Written problem: Leave out the pictures and repeat the rest of the material exactly.

Input data:

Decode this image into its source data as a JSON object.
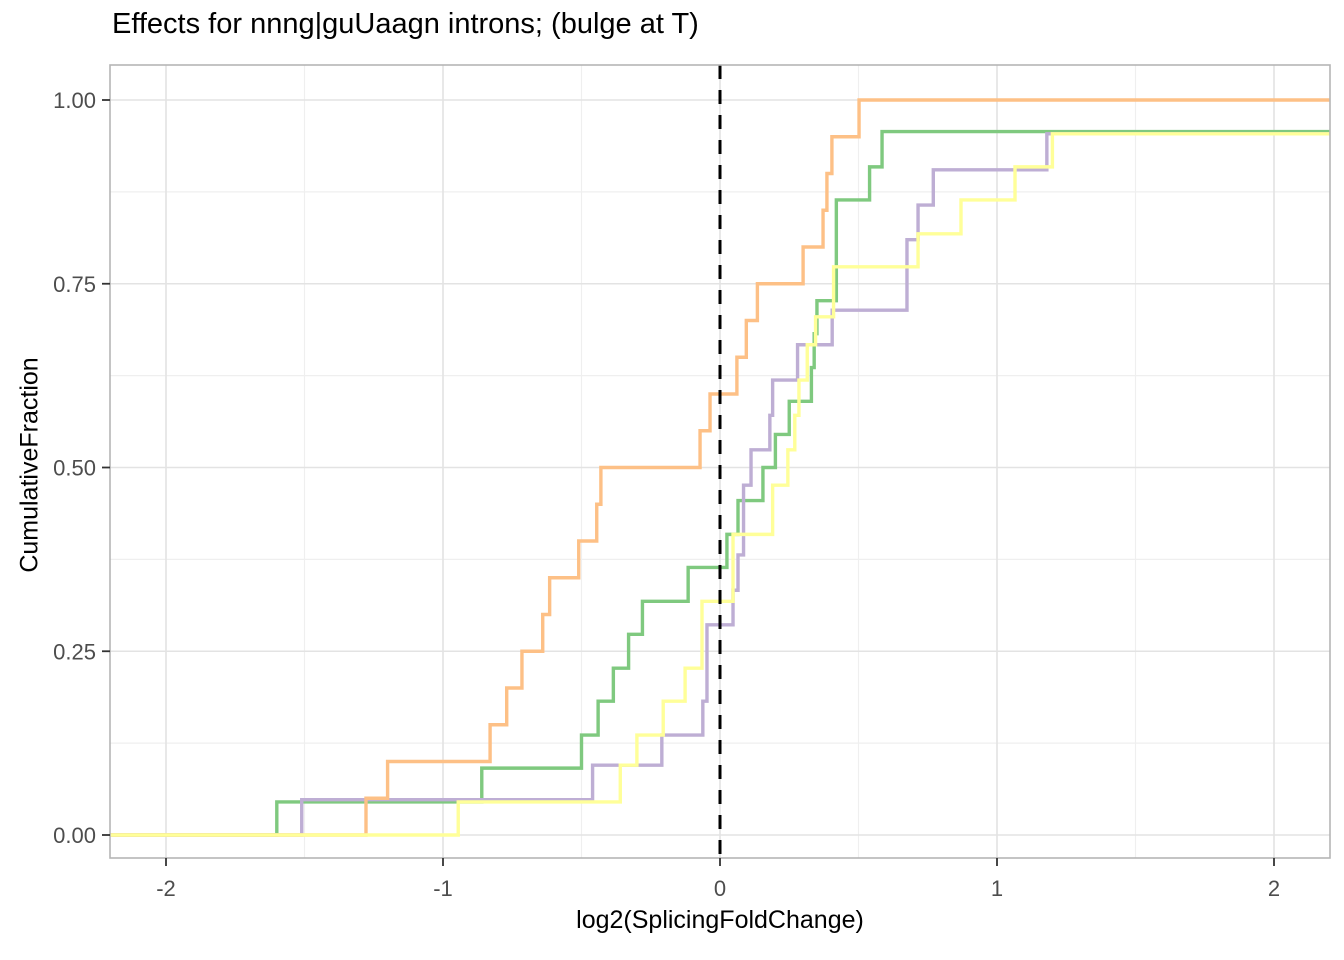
{
  "title": "Effects for nnng|guUaagn introns; (bulge at T)",
  "chart_data": {
    "type": "line",
    "subtype": "ecdf-step",
    "title": "Effects for nnng|guUaagn introns; (bulge at T)",
    "xlabel": "log2(SplicingFoldChange)",
    "ylabel": "CumulativeFraction",
    "xlim": [
      -2.2,
      2.2
    ],
    "ylim": [
      -0.031,
      1.048
    ],
    "grid": true,
    "legend": "none",
    "x_ticks": [
      {
        "v": -2,
        "label": "-2"
      },
      {
        "v": -1,
        "label": "-1"
      },
      {
        "v": 0,
        "label": "0"
      },
      {
        "v": 1,
        "label": "1"
      },
      {
        "v": 2,
        "label": "2"
      }
    ],
    "y_ticks": [
      {
        "v": 0.0,
        "label": "0.00"
      },
      {
        "v": 0.25,
        "label": "0.25"
      },
      {
        "v": 0.5,
        "label": "0.50"
      },
      {
        "v": 0.75,
        "label": "0.75"
      },
      {
        "v": 1.0,
        "label": "1.00"
      }
    ],
    "x_minor_ticks": [
      -1.5,
      -0.5,
      0.5,
      1.5
    ],
    "y_minor_ticks": [
      0.125,
      0.375,
      0.625,
      0.875
    ],
    "reference_line": {
      "x": 0,
      "style": "dashed",
      "color": "#000000"
    },
    "colors": {
      "grid_major": "#e3e3e3",
      "grid_minor": "#efefef",
      "panel_border": "#b5b5b5",
      "tick_mark": "#333333",
      "tick_label": "#4d4d4d",
      "title_text": "#000000"
    },
    "series": [
      {
        "name": "green",
        "color": "#7FC97F",
        "start_y": 0,
        "plateau_end_x": 2.2,
        "ecdf_steps": [
          [
            -1.6,
            0.045
          ],
          [
            -0.86,
            0.091
          ],
          [
            -0.5,
            0.136
          ],
          [
            -0.44,
            0.182
          ],
          [
            -0.385,
            0.227
          ],
          [
            -0.33,
            0.273
          ],
          [
            -0.28,
            0.318
          ],
          [
            -0.115,
            0.364
          ],
          [
            0.025,
            0.409
          ],
          [
            0.065,
            0.455
          ],
          [
            0.155,
            0.5
          ],
          [
            0.2,
            0.545
          ],
          [
            0.25,
            0.59
          ],
          [
            0.33,
            0.636
          ],
          [
            0.34,
            0.682
          ],
          [
            0.35,
            0.727
          ],
          [
            0.42,
            0.864
          ],
          [
            0.54,
            0.909
          ],
          [
            0.585,
            0.957
          ]
        ]
      },
      {
        "name": "purple",
        "color": "#BEAED4",
        "start_y": 0,
        "plateau_end_x": 2.2,
        "ecdf_steps": [
          [
            -1.51,
            0.048
          ],
          [
            -0.46,
            0.095
          ],
          [
            -0.21,
            0.136
          ],
          [
            -0.062,
            0.182
          ],
          [
            -0.047,
            0.286
          ],
          [
            0.047,
            0.333
          ],
          [
            0.065,
            0.381
          ],
          [
            0.085,
            0.476
          ],
          [
            0.112,
            0.524
          ],
          [
            0.18,
            0.571
          ],
          [
            0.19,
            0.619
          ],
          [
            0.28,
            0.667
          ],
          [
            0.405,
            0.714
          ],
          [
            0.675,
            0.81
          ],
          [
            0.715,
            0.857
          ],
          [
            0.77,
            0.905
          ],
          [
            1.18,
            0.954
          ]
        ]
      },
      {
        "name": "orange",
        "color": "#FDC086",
        "start_y": 0,
        "plateau_end_x": 2.2,
        "ecdf_steps": [
          [
            -1.278,
            0.05
          ],
          [
            -1.2,
            0.1
          ],
          [
            -0.83,
            0.15
          ],
          [
            -0.77,
            0.2
          ],
          [
            -0.715,
            0.25
          ],
          [
            -0.64,
            0.3
          ],
          [
            -0.615,
            0.35
          ],
          [
            -0.51,
            0.4
          ],
          [
            -0.445,
            0.45
          ],
          [
            -0.43,
            0.5
          ],
          [
            -0.072,
            0.55
          ],
          [
            -0.036,
            0.6
          ],
          [
            0.061,
            0.65
          ],
          [
            0.095,
            0.7
          ],
          [
            0.135,
            0.75
          ],
          [
            0.3,
            0.8
          ],
          [
            0.372,
            0.85
          ],
          [
            0.386,
            0.9
          ],
          [
            0.404,
            0.95
          ],
          [
            0.502,
            1.0
          ]
        ]
      },
      {
        "name": "yellow",
        "color": "#FFFF99",
        "start_y": 0,
        "plateau_end_x": 2.2,
        "ecdf_steps": [
          [
            -0.945,
            0.045
          ],
          [
            -0.36,
            0.095
          ],
          [
            -0.3,
            0.136
          ],
          [
            -0.205,
            0.182
          ],
          [
            -0.126,
            0.227
          ],
          [
            -0.065,
            0.318
          ],
          [
            0.047,
            0.409
          ],
          [
            0.19,
            0.476
          ],
          [
            0.245,
            0.524
          ],
          [
            0.27,
            0.571
          ],
          [
            0.285,
            0.619
          ],
          [
            0.315,
            0.667
          ],
          [
            0.345,
            0.705
          ],
          [
            0.41,
            0.773
          ],
          [
            0.715,
            0.818
          ],
          [
            0.87,
            0.864
          ],
          [
            1.065,
            0.909
          ],
          [
            1.2,
            0.954
          ]
        ]
      }
    ]
  }
}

Correct answer:
Decode this image into its source data as a JSON object.
{
  "title": "Effects for nnng|guUaagn introns; (bulge at T)",
  "chart_data": {
    "type": "line",
    "subtype": "ecdf-step",
    "title": "Effects for nnng|guUaagn introns; (bulge at T)",
    "xlabel": "log2(SplicingFoldChange)",
    "ylabel": "CumulativeFraction",
    "xlim": [
      -2.2,
      2.2
    ],
    "ylim": [
      -0.031,
      1.048
    ],
    "grid": true,
    "legend": "none",
    "x_ticks": [
      {
        "v": -2,
        "label": "-2"
      },
      {
        "v": -1,
        "label": "-1"
      },
      {
        "v": 0,
        "label": "0"
      },
      {
        "v": 1,
        "label": "1"
      },
      {
        "v": 2,
        "label": "2"
      }
    ],
    "y_ticks": [
      {
        "v": 0.0,
        "label": "0.00"
      },
      {
        "v": 0.25,
        "label": "0.25"
      },
      {
        "v": 0.5,
        "label": "0.50"
      },
      {
        "v": 0.75,
        "label": "0.75"
      },
      {
        "v": 1.0,
        "label": "1.00"
      }
    ],
    "x_minor_ticks": [
      -1.5,
      -0.5,
      0.5,
      1.5
    ],
    "y_minor_ticks": [
      0.125,
      0.375,
      0.625,
      0.875
    ],
    "reference_line": {
      "x": 0,
      "style": "dashed",
      "color": "#000000"
    },
    "colors": {
      "grid_major": "#e3e3e3",
      "grid_minor": "#efefef",
      "panel_border": "#b5b5b5",
      "tick_mark": "#333333",
      "tick_label": "#4d4d4d",
      "title_text": "#000000"
    },
    "series": [
      {
        "name": "green",
        "color": "#7FC97F",
        "start_y": 0,
        "plateau_end_x": 2.2,
        "ecdf_steps": [
          [
            -1.6,
            0.045
          ],
          [
            -0.86,
            0.091
          ],
          [
            -0.5,
            0.136
          ],
          [
            -0.44,
            0.182
          ],
          [
            -0.385,
            0.227
          ],
          [
            -0.33,
            0.273
          ],
          [
            -0.28,
            0.318
          ],
          [
            -0.115,
            0.364
          ],
          [
            0.025,
            0.409
          ],
          [
            0.065,
            0.455
          ],
          [
            0.155,
            0.5
          ],
          [
            0.2,
            0.545
          ],
          [
            0.25,
            0.59
          ],
          [
            0.33,
            0.636
          ],
          [
            0.34,
            0.682
          ],
          [
            0.35,
            0.727
          ],
          [
            0.42,
            0.864
          ],
          [
            0.54,
            0.909
          ],
          [
            0.585,
            0.957
          ]
        ]
      },
      {
        "name": "purple",
        "color": "#BEAED4",
        "start_y": 0,
        "plateau_end_x": 2.2,
        "ecdf_steps": [
          [
            -1.51,
            0.048
          ],
          [
            -0.46,
            0.095
          ],
          [
            -0.21,
            0.136
          ],
          [
            -0.062,
            0.182
          ],
          [
            -0.047,
            0.286
          ],
          [
            0.047,
            0.333
          ],
          [
            0.065,
            0.381
          ],
          [
            0.085,
            0.476
          ],
          [
            0.112,
            0.524
          ],
          [
            0.18,
            0.571
          ],
          [
            0.19,
            0.619
          ],
          [
            0.28,
            0.667
          ],
          [
            0.405,
            0.714
          ],
          [
            0.675,
            0.81
          ],
          [
            0.715,
            0.857
          ],
          [
            0.77,
            0.905
          ],
          [
            1.18,
            0.954
          ]
        ]
      },
      {
        "name": "orange",
        "color": "#FDC086",
        "start_y": 0,
        "plateau_end_x": 2.2,
        "ecdf_steps": [
          [
            -1.278,
            0.05
          ],
          [
            -1.2,
            0.1
          ],
          [
            -0.83,
            0.15
          ],
          [
            -0.77,
            0.2
          ],
          [
            -0.715,
            0.25
          ],
          [
            -0.64,
            0.3
          ],
          [
            -0.615,
            0.35
          ],
          [
            -0.51,
            0.4
          ],
          [
            -0.445,
            0.45
          ],
          [
            -0.43,
            0.5
          ],
          [
            -0.072,
            0.55
          ],
          [
            -0.036,
            0.6
          ],
          [
            0.061,
            0.65
          ],
          [
            0.095,
            0.7
          ],
          [
            0.135,
            0.75
          ],
          [
            0.3,
            0.8
          ],
          [
            0.372,
            0.85
          ],
          [
            0.386,
            0.9
          ],
          [
            0.404,
            0.95
          ],
          [
            0.502,
            1.0
          ]
        ]
      },
      {
        "name": "yellow",
        "color": "#FFFF99",
        "start_y": 0,
        "plateau_end_x": 2.2,
        "ecdf_steps": [
          [
            -0.945,
            0.045
          ],
          [
            -0.36,
            0.095
          ],
          [
            -0.3,
            0.136
          ],
          [
            -0.205,
            0.182
          ],
          [
            -0.126,
            0.227
          ],
          [
            -0.065,
            0.318
          ],
          [
            0.047,
            0.409
          ],
          [
            0.19,
            0.476
          ],
          [
            0.245,
            0.524
          ],
          [
            0.27,
            0.571
          ],
          [
            0.285,
            0.619
          ],
          [
            0.315,
            0.667
          ],
          [
            0.345,
            0.705
          ],
          [
            0.41,
            0.773
          ],
          [
            0.715,
            0.818
          ],
          [
            0.87,
            0.864
          ],
          [
            1.065,
            0.909
          ],
          [
            1.2,
            0.954
          ]
        ]
      }
    ]
  }
}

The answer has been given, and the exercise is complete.